→ Task statement: Scan each line of the records for the word "treatment" and extract the ones that have it.

========================================

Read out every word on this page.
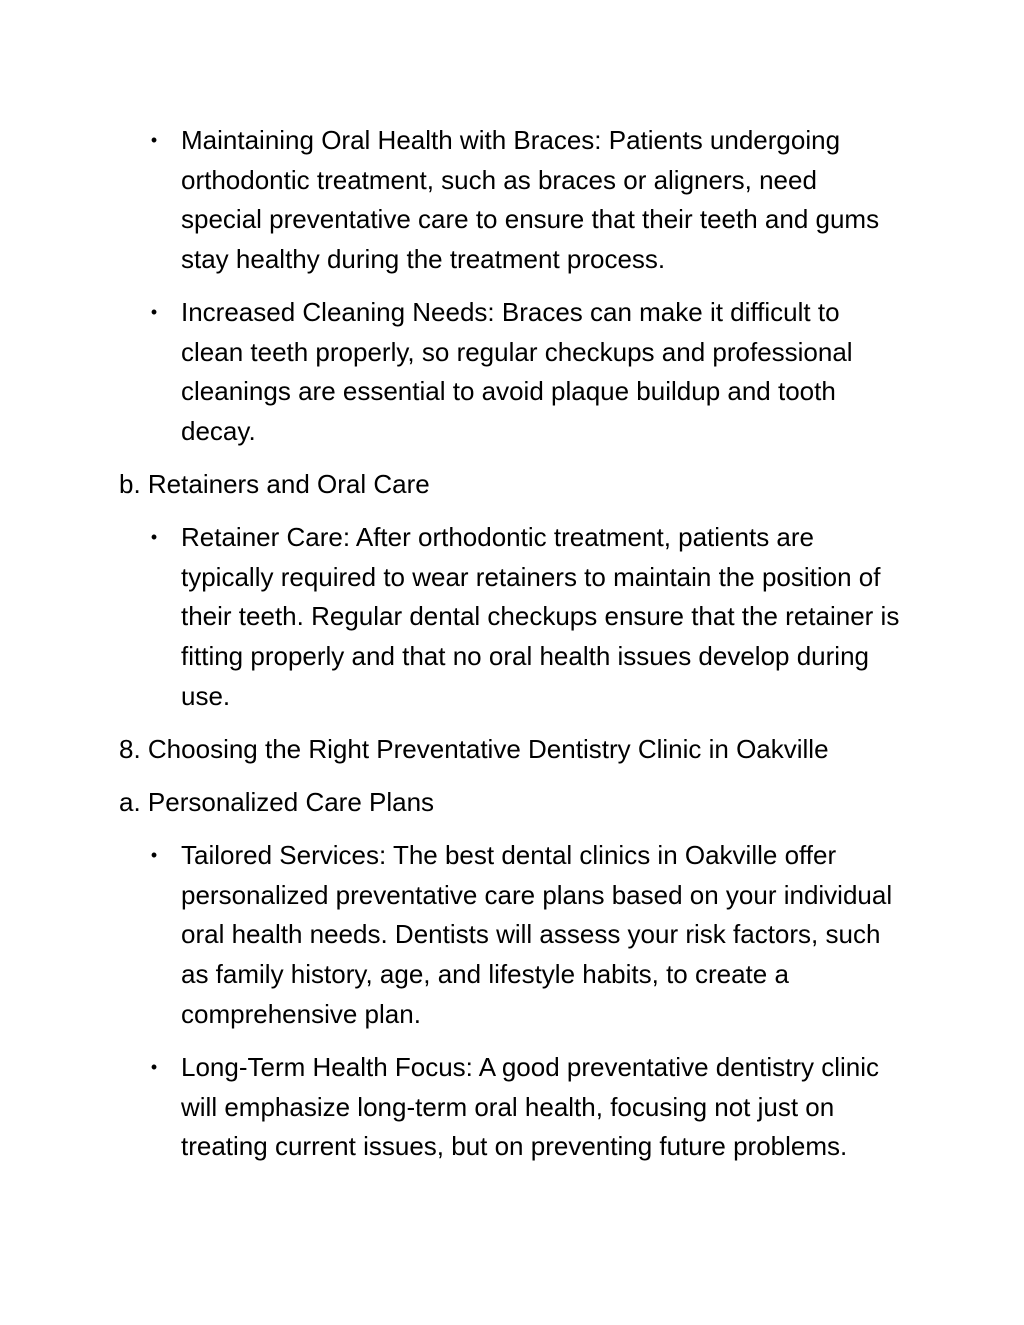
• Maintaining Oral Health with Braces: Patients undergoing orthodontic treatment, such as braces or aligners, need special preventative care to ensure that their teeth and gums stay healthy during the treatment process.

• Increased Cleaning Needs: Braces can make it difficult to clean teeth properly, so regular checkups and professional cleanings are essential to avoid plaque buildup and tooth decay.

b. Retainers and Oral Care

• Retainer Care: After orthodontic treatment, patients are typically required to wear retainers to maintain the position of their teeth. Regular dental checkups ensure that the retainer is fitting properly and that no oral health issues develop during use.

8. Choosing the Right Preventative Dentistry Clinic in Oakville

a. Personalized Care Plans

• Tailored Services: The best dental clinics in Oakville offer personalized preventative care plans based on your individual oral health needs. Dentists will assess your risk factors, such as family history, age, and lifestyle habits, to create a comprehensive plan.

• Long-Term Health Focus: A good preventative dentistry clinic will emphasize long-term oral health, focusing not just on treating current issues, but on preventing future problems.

========================================

→ Reply:
• Maintaining Oral Health with Braces: Patients undergoing orthodontic treatment, such as braces or aligners, need special preventative care to ensure that their teeth and gums stay healthy during the treatment process.
• Retainer Care: After orthodontic treatment, patients are typically required to wear retainers to maintain the position of their teeth. Regular dental checkups ensure that the retainer is fitting properly and that no oral health issues develop during use.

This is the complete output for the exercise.